**Your task:** Find the string "ylabel" in the listing and report every line that has it.

**Stored data:**
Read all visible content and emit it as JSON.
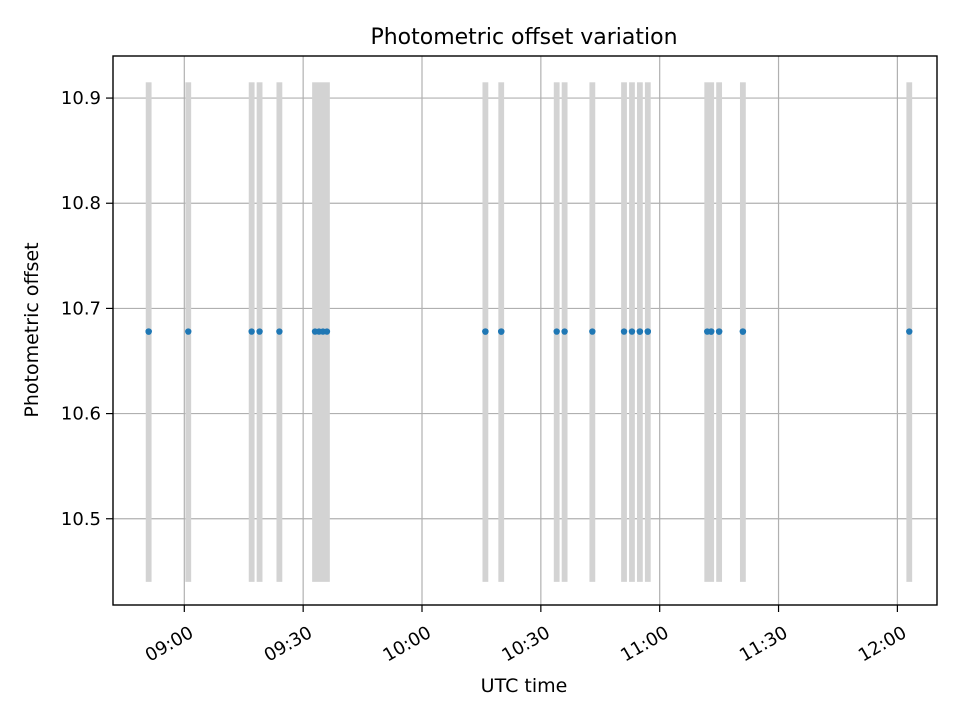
{
  "chart_data": {
    "type": "scatter",
    "title": "Photometric offset variation",
    "xlabel": "UTC time",
    "ylabel": "Photometric offset",
    "grid": true,
    "marker_color": "#1f77b4",
    "band_color": "#d3d3d3",
    "grid_color": "#b0b0b0",
    "xlim": [
      "08:42",
      "12:10"
    ],
    "ylim": [
      10.418,
      10.94
    ],
    "band_range": [
      10.44,
      10.915
    ],
    "x_ticks": [
      "09:00",
      "09:30",
      "10:00",
      "10:30",
      "11:00",
      "11:30",
      "12:00"
    ],
    "y_ticks": [
      "10.5",
      "10.6",
      "10.7",
      "10.8",
      "10.9"
    ],
    "series": [
      {
        "x": [
          "08:51",
          "08:51",
          "09:01",
          "09:17",
          "09:19",
          "09:24",
          "09:33",
          "09:34",
          "09:35",
          "09:36",
          "10:16",
          "10:16",
          "10:20",
          "10:20",
          "10:34",
          "10:36",
          "10:43",
          "10:51",
          "10:53",
          "10:55",
          "10:55",
          "10:57",
          "10:57",
          "11:12",
          "11:13",
          "11:13",
          "11:15",
          "11:15",
          "11:21",
          "11:21",
          "12:03"
        ],
        "y": [
          10.678,
          10.678,
          10.678,
          10.678,
          10.678,
          10.678,
          10.678,
          10.678,
          10.678,
          10.678,
          10.678,
          10.678,
          10.678,
          10.678,
          10.678,
          10.678,
          10.678,
          10.678,
          10.678,
          10.678,
          10.678,
          10.678,
          10.678,
          10.678,
          10.678,
          10.678,
          10.678,
          10.678,
          10.678,
          10.678,
          10.678
        ]
      }
    ],
    "bands": [
      {
        "x": "08:51"
      },
      {
        "x": "09:01"
      },
      {
        "x": "09:17"
      },
      {
        "x": "09:19"
      },
      {
        "x": "09:24"
      },
      {
        "x": "09:33",
        "x_end": "09:36"
      },
      {
        "x": "10:16"
      },
      {
        "x": "10:20"
      },
      {
        "x": "10:34"
      },
      {
        "x": "10:36"
      },
      {
        "x": "10:43"
      },
      {
        "x": "10:51"
      },
      {
        "x": "10:53"
      },
      {
        "x": "10:55"
      },
      {
        "x": "10:57"
      },
      {
        "x": "11:12",
        "x_end": "11:13"
      },
      {
        "x": "11:15"
      },
      {
        "x": "11:21"
      },
      {
        "x": "12:03"
      }
    ]
  }
}
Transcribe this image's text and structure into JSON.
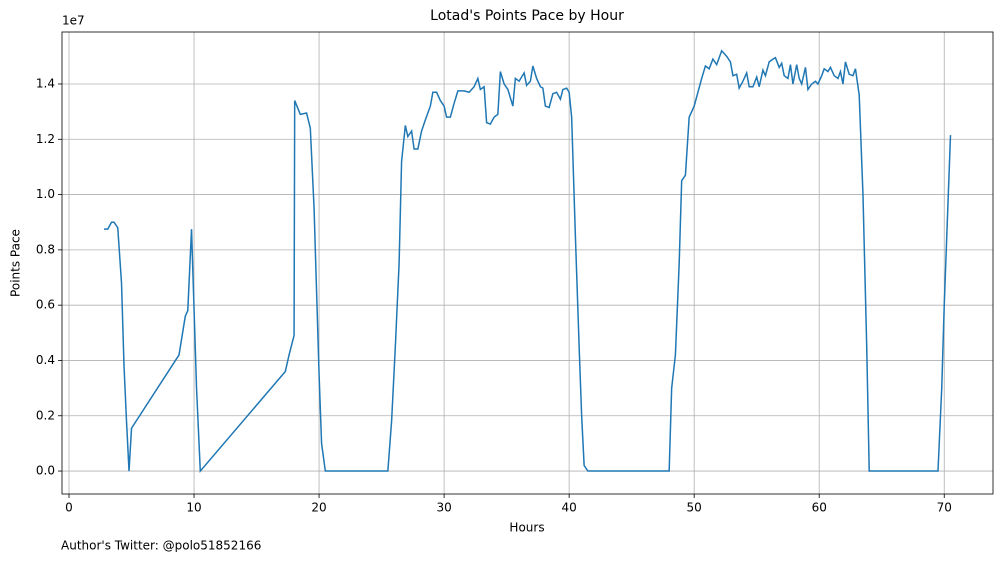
{
  "chart_data": {
    "type": "line",
    "title": "Lotad's Points Pace by Hour",
    "xlabel": "Hours",
    "ylabel": "Points Pace",
    "offset_label": "1e7",
    "annotation": "Author's Twitter: @polo51852166",
    "color": "#1f77b4",
    "grid": true,
    "xlim": [
      -0.56,
      73.9
    ],
    "xticks": [
      0,
      10,
      20,
      30,
      40,
      50,
      60,
      70
    ],
    "ylim": [
      -0.083,
      1.588
    ],
    "yticks": [
      {
        "value": 0,
        "label": "0.0"
      },
      0.2,
      0.4,
      0.6,
      0.8,
      {
        "value": 1,
        "label": "1.0"
      },
      1.2,
      1.4
    ],
    "x": [
      2.8,
      3.1,
      3.4,
      3.6,
      3.9,
      4.2,
      4.4,
      4.6,
      4.8,
      5.0,
      8.8,
      9.3,
      9.5,
      9.8,
      10.2,
      10.5,
      17.3,
      17.6,
      18.0,
      18.05,
      18.5,
      19.0,
      19.3,
      19.6,
      20.0,
      20.2,
      20.5,
      25.5,
      25.8,
      26.1,
      26.4,
      26.6,
      26.9,
      27.1,
      27.4,
      27.6,
      27.9,
      28.2,
      28.5,
      28.9,
      29.1,
      29.4,
      29.7,
      30.0,
      30.2,
      30.5,
      30.8,
      31.1,
      31.6,
      32.0,
      32.4,
      32.7,
      32.9,
      33.2,
      33.4,
      33.7,
      34.0,
      34.3,
      34.5,
      34.8,
      35.1,
      35.5,
      35.7,
      36.0,
      36.4,
      36.6,
      36.9,
      37.1,
      37.4,
      37.7,
      37.9,
      38.1,
      38.4,
      38.7,
      39.0,
      39.3,
      39.5,
      39.8,
      40.0,
      40.2,
      40.5,
      40.8,
      41.0,
      41.2,
      41.5,
      48.0,
      48.2,
      48.5,
      48.8,
      49.0,
      49.3,
      49.6,
      50.0,
      50.3,
      50.6,
      50.9,
      51.2,
      51.5,
      51.8,
      52.2,
      52.6,
      52.9,
      53.1,
      53.4,
      53.6,
      53.9,
      54.2,
      54.4,
      54.7,
      55.0,
      55.2,
      55.5,
      55.7,
      56.0,
      56.3,
      56.5,
      56.8,
      57.0,
      57.2,
      57.5,
      57.7,
      57.9,
      58.2,
      58.4,
      58.6,
      58.9,
      59.1,
      59.4,
      59.7,
      59.9,
      60.2,
      60.4,
      60.7,
      60.9,
      61.2,
      61.5,
      61.7,
      61.9,
      62.1,
      62.4,
      62.7,
      62.9,
      63.2,
      63.5,
      63.8,
      64.0,
      69.5,
      69.8,
      70.0,
      70.5
    ],
    "values": [
      0.875,
      0.875,
      0.9,
      0.9,
      0.88,
      0.68,
      0.38,
      0.18,
      0.0,
      0.155,
      0.42,
      0.56,
      0.58,
      0.875,
      0.3,
      0.0,
      0.36,
      0.42,
      0.49,
      1.34,
      1.29,
      1.295,
      1.24,
      0.95,
      0.35,
      0.1,
      0.0,
      0.0,
      0.18,
      0.45,
      0.75,
      1.12,
      1.25,
      1.21,
      1.23,
      1.165,
      1.165,
      1.23,
      1.27,
      1.32,
      1.37,
      1.37,
      1.34,
      1.32,
      1.28,
      1.28,
      1.33,
      1.375,
      1.375,
      1.37,
      1.39,
      1.42,
      1.38,
      1.39,
      1.26,
      1.255,
      1.28,
      1.29,
      1.445,
      1.4,
      1.38,
      1.32,
      1.42,
      1.41,
      1.44,
      1.395,
      1.41,
      1.465,
      1.42,
      1.39,
      1.385,
      1.32,
      1.315,
      1.365,
      1.37,
      1.345,
      1.38,
      1.385,
      1.37,
      1.28,
      0.85,
      0.45,
      0.2,
      0.02,
      0.0,
      0.0,
      0.3,
      0.42,
      0.75,
      1.05,
      1.07,
      1.28,
      1.32,
      1.37,
      1.42,
      1.465,
      1.455,
      1.49,
      1.47,
      1.52,
      1.5,
      1.48,
      1.43,
      1.435,
      1.385,
      1.41,
      1.44,
      1.39,
      1.39,
      1.425,
      1.39,
      1.45,
      1.43,
      1.48,
      1.49,
      1.495,
      1.46,
      1.475,
      1.43,
      1.42,
      1.47,
      1.4,
      1.47,
      1.42,
      1.4,
      1.46,
      1.38,
      1.4,
      1.41,
      1.4,
      1.43,
      1.455,
      1.445,
      1.46,
      1.43,
      1.42,
      1.445,
      1.4,
      1.48,
      1.435,
      1.43,
      1.455,
      1.36,
      1.0,
      0.45,
      0.0,
      0.0,
      0.3,
      0.6,
      1.215
    ]
  }
}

**The output:**
    "ylabel": "Photometric offset",
    "ylabel": "Points Pace",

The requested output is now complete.